OBJECTIVE: Copy everything in the listing below word for word, apart from any images.

MATERIAL PROVIDED:
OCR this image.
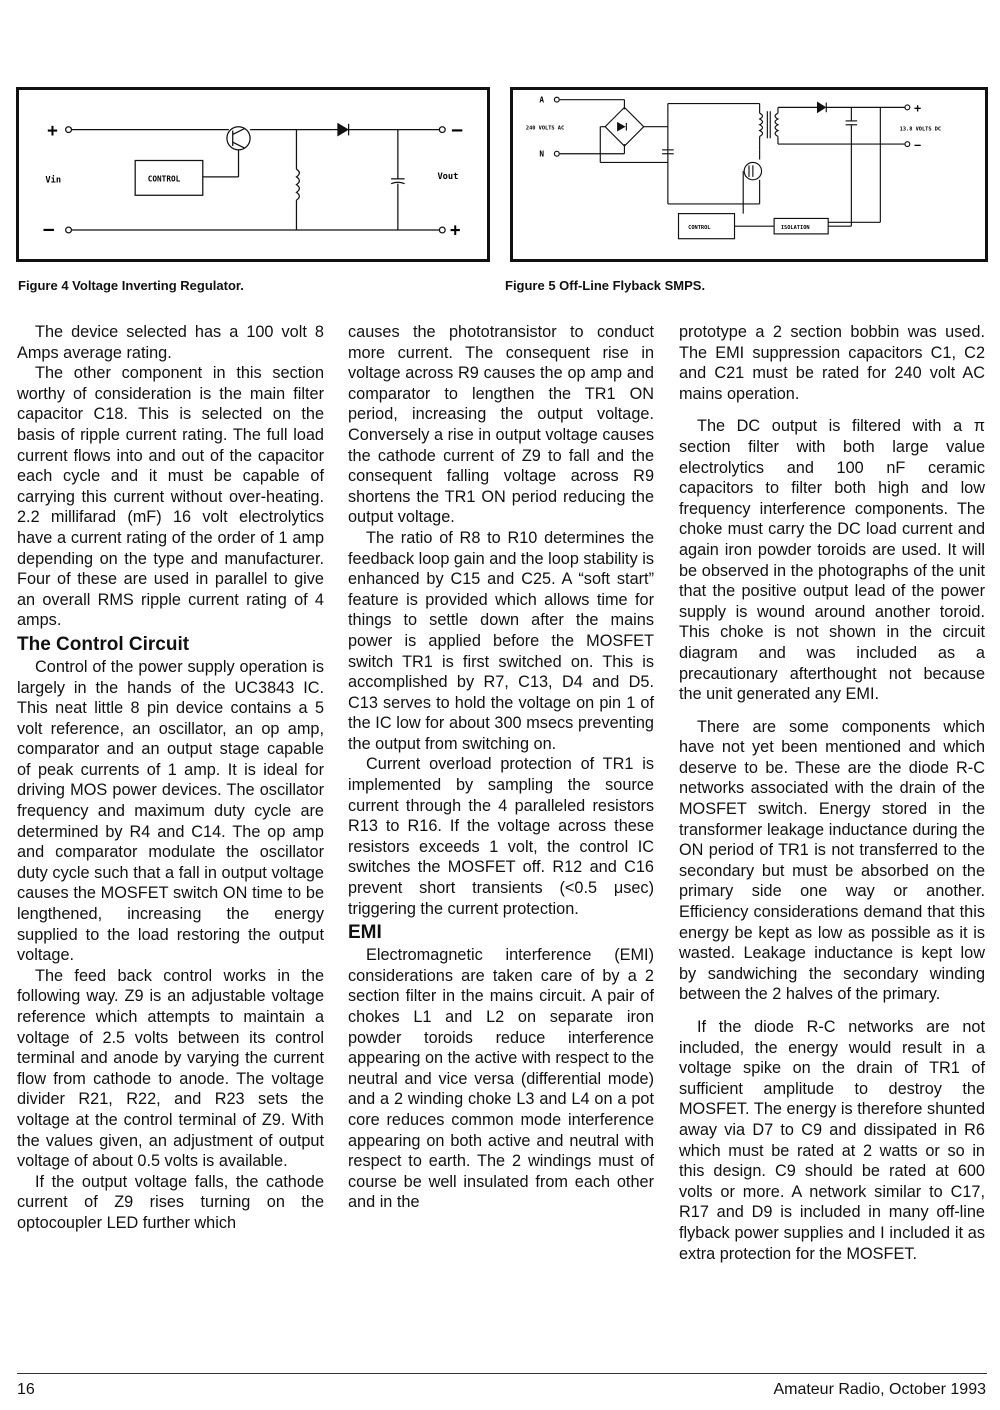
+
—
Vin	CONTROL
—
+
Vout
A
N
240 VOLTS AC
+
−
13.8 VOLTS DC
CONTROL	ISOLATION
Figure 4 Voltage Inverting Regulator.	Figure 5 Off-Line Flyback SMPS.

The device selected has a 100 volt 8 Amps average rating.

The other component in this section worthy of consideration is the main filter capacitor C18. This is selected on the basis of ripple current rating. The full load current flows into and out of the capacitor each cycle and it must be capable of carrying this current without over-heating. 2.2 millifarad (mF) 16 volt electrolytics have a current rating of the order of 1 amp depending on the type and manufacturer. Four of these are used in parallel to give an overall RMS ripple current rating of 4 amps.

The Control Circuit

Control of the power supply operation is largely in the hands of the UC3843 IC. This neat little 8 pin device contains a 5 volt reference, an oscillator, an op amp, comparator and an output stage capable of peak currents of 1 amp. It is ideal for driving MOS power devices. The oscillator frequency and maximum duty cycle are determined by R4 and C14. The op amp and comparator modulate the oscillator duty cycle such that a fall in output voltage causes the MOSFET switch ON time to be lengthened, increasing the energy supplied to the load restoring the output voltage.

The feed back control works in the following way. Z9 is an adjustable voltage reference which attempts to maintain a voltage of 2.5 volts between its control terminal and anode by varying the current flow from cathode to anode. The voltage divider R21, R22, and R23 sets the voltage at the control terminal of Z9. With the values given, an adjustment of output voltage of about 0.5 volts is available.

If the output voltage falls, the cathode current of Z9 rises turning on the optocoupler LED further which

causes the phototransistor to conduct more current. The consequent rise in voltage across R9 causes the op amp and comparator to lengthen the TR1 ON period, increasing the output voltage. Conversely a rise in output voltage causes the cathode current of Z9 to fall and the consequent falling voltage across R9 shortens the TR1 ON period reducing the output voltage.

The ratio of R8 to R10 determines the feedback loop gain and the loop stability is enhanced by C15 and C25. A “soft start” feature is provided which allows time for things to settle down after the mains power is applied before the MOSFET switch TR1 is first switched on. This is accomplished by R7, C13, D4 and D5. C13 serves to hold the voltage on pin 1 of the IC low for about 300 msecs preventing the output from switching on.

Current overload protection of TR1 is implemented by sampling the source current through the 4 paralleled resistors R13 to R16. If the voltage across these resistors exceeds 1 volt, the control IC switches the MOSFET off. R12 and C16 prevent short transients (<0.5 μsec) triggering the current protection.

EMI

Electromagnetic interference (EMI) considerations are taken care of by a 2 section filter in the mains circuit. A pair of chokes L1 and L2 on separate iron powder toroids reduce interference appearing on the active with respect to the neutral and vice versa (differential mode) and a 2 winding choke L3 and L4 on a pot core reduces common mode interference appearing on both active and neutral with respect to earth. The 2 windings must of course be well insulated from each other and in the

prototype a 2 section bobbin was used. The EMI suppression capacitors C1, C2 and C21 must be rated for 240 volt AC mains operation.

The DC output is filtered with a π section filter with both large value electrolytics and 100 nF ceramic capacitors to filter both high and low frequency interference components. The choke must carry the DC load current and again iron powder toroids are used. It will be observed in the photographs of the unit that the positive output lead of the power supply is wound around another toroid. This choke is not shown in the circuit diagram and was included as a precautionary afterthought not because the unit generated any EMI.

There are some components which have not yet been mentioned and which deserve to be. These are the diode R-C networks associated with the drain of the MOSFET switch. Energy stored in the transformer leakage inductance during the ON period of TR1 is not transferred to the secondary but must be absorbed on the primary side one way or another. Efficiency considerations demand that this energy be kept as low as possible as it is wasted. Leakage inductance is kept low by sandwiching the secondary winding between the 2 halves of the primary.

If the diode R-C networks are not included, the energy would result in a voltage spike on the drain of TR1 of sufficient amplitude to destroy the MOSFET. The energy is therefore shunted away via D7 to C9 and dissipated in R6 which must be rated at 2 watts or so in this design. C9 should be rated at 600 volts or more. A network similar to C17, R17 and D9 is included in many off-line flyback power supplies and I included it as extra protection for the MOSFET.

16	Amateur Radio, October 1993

FULL SOLUTION:
OCR this image.
+
—
Vin	CONTROL
—
+
Vout
A
N
240 VOLTS AC
+
−
13.8 VOLTS DC
CONTROL	ISOLATION
Figure 4 Voltage Inverting Regulator.	Figure 5 Off-Line Flyback SMPS.

The device selected has a 100 volt 8 Amps average rating.

The other component in this section worthy of consideration is the main filter capacitor C18. This is selected on the basis of ripple current rating. The full load current flows into and out of the capacitor each cycle and it must be capable of carrying this current without over-heating. 2.2 millifarad (mF) 16 volt electrolytics have a current rating of the order of 1 amp depending on the type and manufacturer. Four of these are used in parallel to give an overall RMS ripple current rating of 4 amps.

The Control Circuit

Control of the power supply operation is largely in the hands of the UC3843 IC. This neat little 8 pin device contains a 5 volt reference, an oscillator, an op amp, comparator and an output stage capable of peak currents of 1 amp. It is ideal for driving MOS power devices. The oscillator frequency and maximum duty cycle are determined by R4 and C14. The op amp and comparator modulate the oscillator duty cycle such that a fall in output voltage causes the MOSFET switch ON time to be lengthened, increasing the energy supplied to the load restoring the output voltage.

The feed back control works in the following way. Z9 is an adjustable voltage reference which attempts to maintain a voltage of 2.5 volts between its control terminal and anode by varying the current flow from cathode to anode. The voltage divider R21, R22, and R23 sets the voltage at the control terminal of Z9. With the values given, an adjustment of output voltage of about 0.5 volts is available.

If the output voltage falls, the cathode current of Z9 rises turning on the optocoupler LED further which

causes the phototransistor to conduct more current. The consequent rise in voltage across R9 causes the op amp and comparator to lengthen the TR1 ON period, increasing the output voltage. Conversely a rise in output voltage causes the cathode current of Z9 to fall and the consequent falling voltage across R9 shortens the TR1 ON period reducing the output voltage.

The ratio of R8 to R10 determines the feedback loop gain and the loop stability is enhanced by C15 and C25. A “soft start” feature is provided which allows time for things to settle down after the mains power is applied before the MOSFET switch TR1 is first switched on. This is accomplished by R7, C13, D4 and D5. C13 serves to hold the voltage on pin 1 of the IC low for about 300 msecs preventing the output from switching on.

Current overload protection of TR1 is implemented by sampling the source current through the 4 paralleled resistors R13 to R16. If the voltage across these resistors exceeds 1 volt, the control IC switches the MOSFET off. R12 and C16 prevent short transients (<0.5 μsec) triggering the current protection.

EMI

Electromagnetic interference (EMI) considerations are taken care of by a 2 section filter in the mains circuit. A pair of chokes L1 and L2 on separate iron powder toroids reduce interference appearing on the active with respect to the neutral and vice versa (differential mode) and a 2 winding choke L3 and L4 on a pot core reduces common mode interference appearing on both active and neutral with respect to earth. The 2 windings must of course be well insulated from each other and in the

prototype a 2 section bobbin was used. The EMI suppression capacitors C1, C2 and C21 must be rated for 240 volt AC mains operation.

The DC output is filtered with a π section filter with both large value electrolytics and 100 nF ceramic capacitors to filter both high and low frequency interference components. The choke must carry the DC load current and again iron powder toroids are used. It will be observed in the photographs of the unit that the positive output lead of the power supply is wound around another toroid. This choke is not shown in the circuit diagram and was included as a precautionary afterthought not because the unit generated any EMI.

There are some components which have not yet been mentioned and which deserve to be. These are the diode R-C networks associated with the drain of the MOSFET switch. Energy stored in the transformer leakage inductance during the ON period of TR1 is not transferred to the secondary but must be absorbed on the primary side one way or another. Efficiency considerations demand that this energy be kept as low as possible as it is wasted. Leakage inductance is kept low by sandwiching the secondary winding between the 2 halves of the primary.

If the diode R-C networks are not included, the energy would result in a voltage spike on the drain of TR1 of sufficient amplitude to destroy the MOSFET. The energy is therefore shunted away via D7 to C9 and dissipated in R6 which must be rated at 2 watts or so in this design. C9 should be rated at 600 volts or more. A network similar to C17, R17 and D9 is included in many off-line flyback power supplies and I included it as extra protection for the MOSFET.

16	Amateur Radio, October 1993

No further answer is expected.